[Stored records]
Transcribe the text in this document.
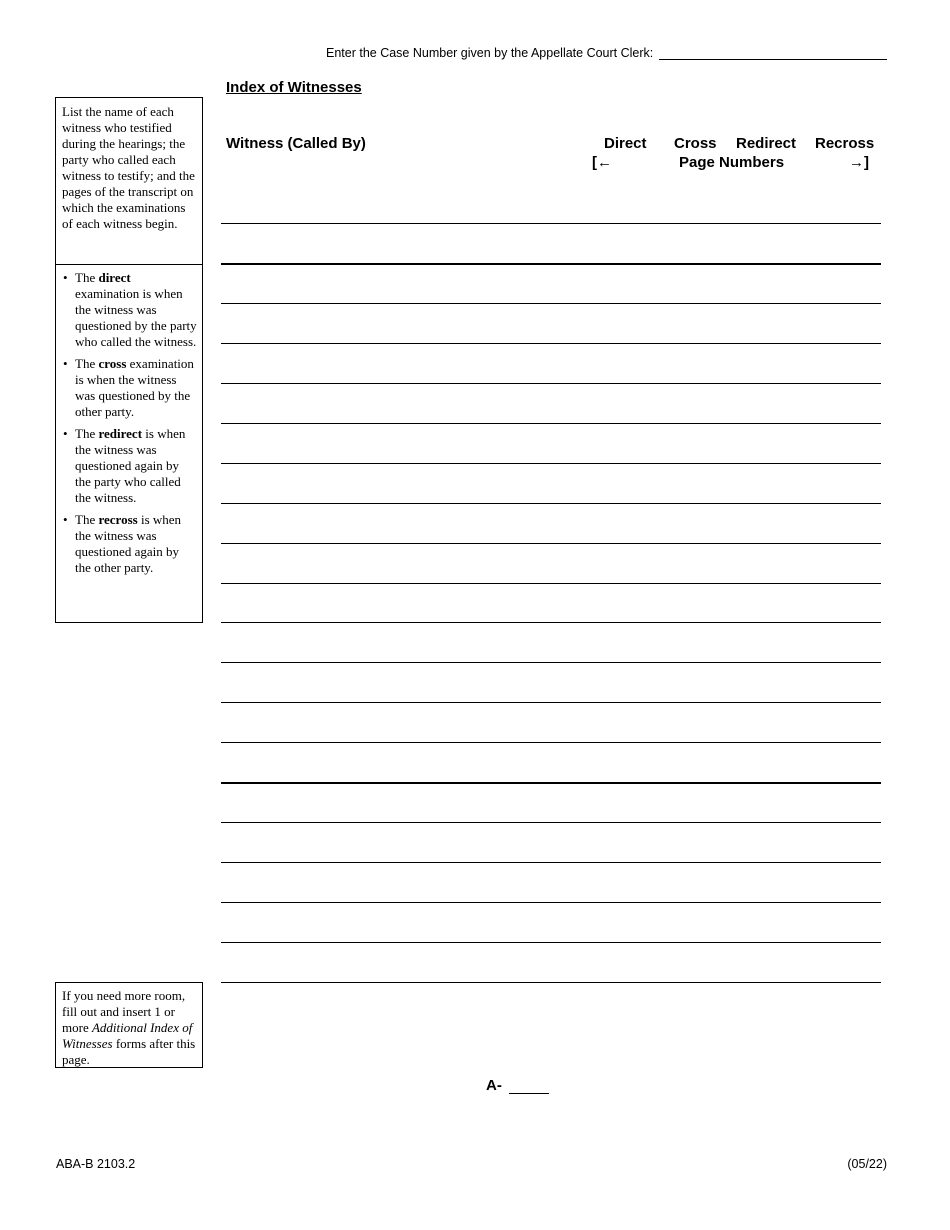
Enter the Case Number given by the Appellate Court Clerk:
Index of Witnesses
List the name of each witness who testified during the hearings; the party who called each witness to testify; and the pages of the transcript on which the examinations of each witness begin.
• The direct examination is when the witness was questioned by the party who called the witness.
• The cross examination is when the witness was questioned by the other party.
• The redirect is when the witness was questioned again by the party who called the witness.
• The recross is when the witness was questioned again by the other party.
If you need more room, fill out and insert 1 or more Additional Index of Witnesses forms after this page.
Witness (Called By)	Direct Cross Redirect Recross
[←	Page Numbers	→]
A-
ABA-B 2103.2	(05/22)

§ GOAL: Pull every line containing "Index" from the data.

§ CORRECT RESPONSE:
Index of Witnesses
If you need more room, fill out and insert 1 or more Additional Index of Witnesses forms after this page.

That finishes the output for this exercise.